STATED PROBLEM:
Leave out the pictures and return every entry exactly as it appears.

— Start of SUPPLIED INFORMATION —

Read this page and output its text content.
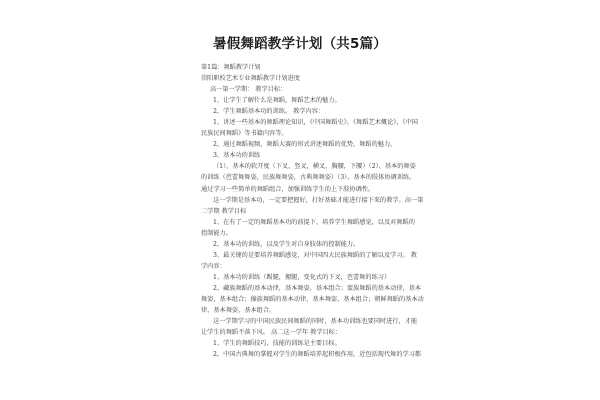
暑假舞蹈教学计划（共5篇）
第1篇：舞蹈教学计划
崇阳职校艺术专业舞蹈教学计划进度
高一第一学期： 教学目标：
1、让学生了解什么是舞蹈，舞蹈艺术的魅力。
2、学生舞蹈基本功的训练。 教学内容：
1、讲述一些基本的舞蹈理论知识，《中国舞蹈史》，《舞蹈艺术概论》，《中国
民族民间舞蹈》等书籍内容等。
2、通过舞蹈视频，舞蹈大赛的形式讲述舞蹈的优势，舞蹈的魅力。
3、基本功的训练
（1）、基本的软开度（下叉，竖叉，横叉，胸腰，下腰）（2）、基本的舞姿
的训练（芭蕾舞舞姿，民族舞舞姿，古典舞舞姿）（3）、基本的肢体协调训练，
通过学习一些简单的舞蹈组合，加强训练学生的上下肢协调性。
这一学期是基本功，一定要把握好，打好基础才能进行接下来的教学。高一第
二学期 教学目标
1、在有了一定的舞蹈基本功的前提下，培养学生舞蹈感觉，以及对舞蹈的
控制能力。
2、基本功的训练，以及学生对自身肢体的控制能力。
3、最关键的是要培养舞蹈感觉，对中国四大民族舞蹈的了解以及学习。 教
学内容：
1、基本功的训练（踢腿，搬腿，变化式的下叉，芭蕾舞的练习）
2、藏族舞蹈的基本动律，基本舞姿，基本组合；蒙族舞蹈的基本动律，基本
舞姿，基本组合；傣族舞蹈的基本动律，基本舞姿，基本组合；朝鲜舞蹈的基本动
律，基本舞姿，基本组合。
这一学期学习的中国民族民间舞蹈的同时，基本功训练也要同时进行，才能
让学生的舞蹈不落下风。 高二这一学年 教学目标：
1、学生的舞蹈技巧，技能的训练是主要目标。
2、中国古典舞的掌握对学生的舞蹈培养起积极作用，近包括现代舞的学习都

— End of SUPPLIED INFORMATION —

RIGHT ANSWER:
Read this page and output its text content.
暑假舞蹈教学计划（共5篇）
第1篇：舞蹈教学计划
崇阳职校艺术专业舞蹈教学计划进度
高一第一学期： 教学目标：
1、让学生了解什么是舞蹈，舞蹈艺术的魅力。
2、学生舞蹈基本功的训练。 教学内容：
1、讲述一些基本的舞蹈理论知识，《中国舞蹈史》，《舞蹈艺术概论》，《中国
民族民间舞蹈》等书籍内容等。
2、通过舞蹈视频，舞蹈大赛的形式讲述舞蹈的优势，舞蹈的魅力。
3、基本功的训练
（1）、基本的软开度（下叉，竖叉，横叉，胸腰，下腰）（2）、基本的舞姿
的训练（芭蕾舞舞姿，民族舞舞姿，古典舞舞姿）（3）、基本的肢体协调训练，
通过学习一些简单的舞蹈组合，加强训练学生的上下肢协调性。
这一学期是基本功，一定要把握好，打好基础才能进行接下来的教学。高一第
二学期 教学目标
1、在有了一定的舞蹈基本功的前提下，培养学生舞蹈感觉，以及对舞蹈的
控制能力。
2、基本功的训练，以及学生对自身肢体的控制能力。
3、最关键的是要培养舞蹈感觉，对中国四大民族舞蹈的了解以及学习。 教
学内容：
1、基本功的训练（踢腿，搬腿，变化式的下叉，芭蕾舞的练习）
2、藏族舞蹈的基本动律，基本舞姿，基本组合；蒙族舞蹈的基本动律，基本
舞姿，基本组合；傣族舞蹈的基本动律，基本舞姿，基本组合；朝鲜舞蹈的基本动
律，基本舞姿，基本组合。
这一学期学习的中国民族民间舞蹈的同时，基本功训练也要同时进行，才能
让学生的舞蹈不落下风。 高二这一学年 教学目标：
1、学生的舞蹈技巧，技能的训练是主要目标。
2、中国古典舞的掌握对学生的舞蹈培养起积极作用，近包括现代舞的学习都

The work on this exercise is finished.